Below is a listing to write out in full, exactly as given, without its pictures.

--- START Record set ---

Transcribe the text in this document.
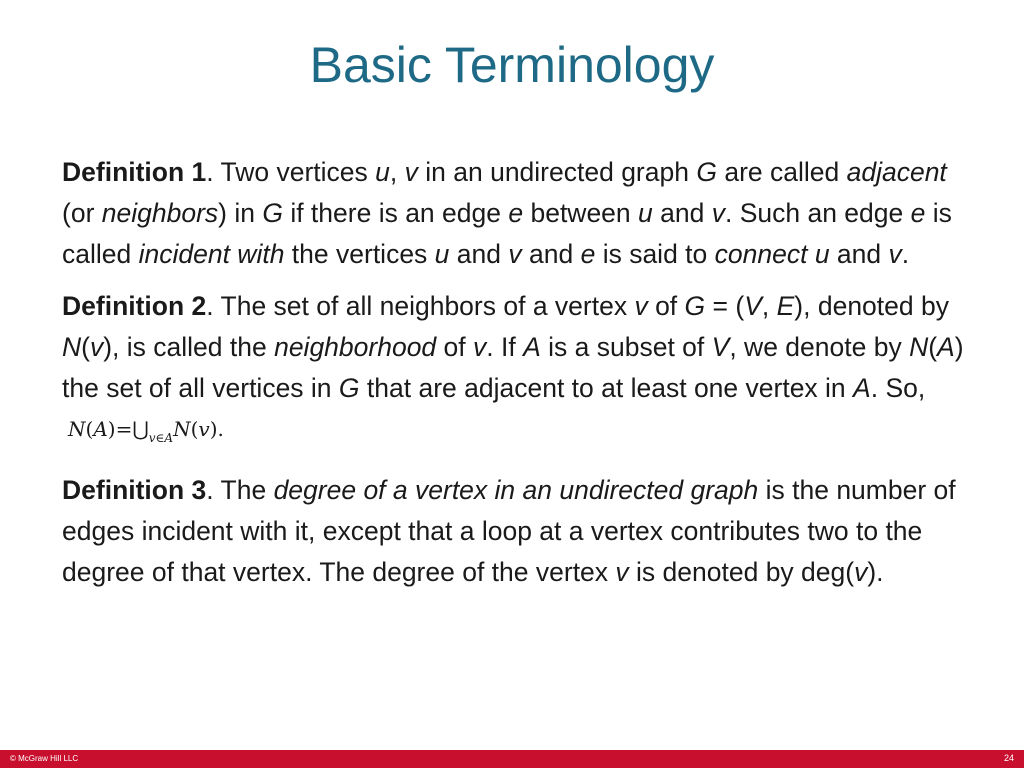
Basic Terminology

Definition 1. Two vertices u, v in an undirected graph G are called adjacent (or neighbors) in G if there is an edge e between u and v. Such an edge e is called incident with the vertices u and v and e is said to connect u and v.

Definition 2. The set of all neighbors of a vertex v of G = (V, E), denoted by N(v), is called the neighborhood of v. If A is a subset of V, we denote by N(A) the set of all vertices in G that are adjacent to at least one vertex in A. So, $N(A)=⋃_{v\in A}N(v)$.

Definition 3. The degree of a vertex in an undirected graph is the number of edges incident with it, except that a loop at a vertex contributes two to the degree of that vertex. The degree of the vertex v is denoted by deg(v).

© McGraw Hill LLC	24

--- END Record set ---

**Answer to the exercise**:
Transcribe the text in this document.
Basic Terminology

Definition 1. Two vertices u, v in an undirected graph G are called adjacent (or neighbors) in G if there is an edge e between u and v. Such an edge e is called incident with the vertices u and v and e is said to connect u and v.

Definition 2. The set of all neighbors of a vertex v of G = (V, E), denoted by N(v), is called the neighborhood of v. If A is a subset of V, we denote by N(A) the set of all vertices in G that are adjacent to at least one vertex in A. So, $N(A)=⋃_{v\in A}N(v)$.

Definition 3. The degree of a vertex in an undirected graph is the number of edges incident with it, except that a loop at a vertex contributes two to the degree of that vertex. The degree of the vertex v is denoted by deg(v).

© McGraw Hill LLC	24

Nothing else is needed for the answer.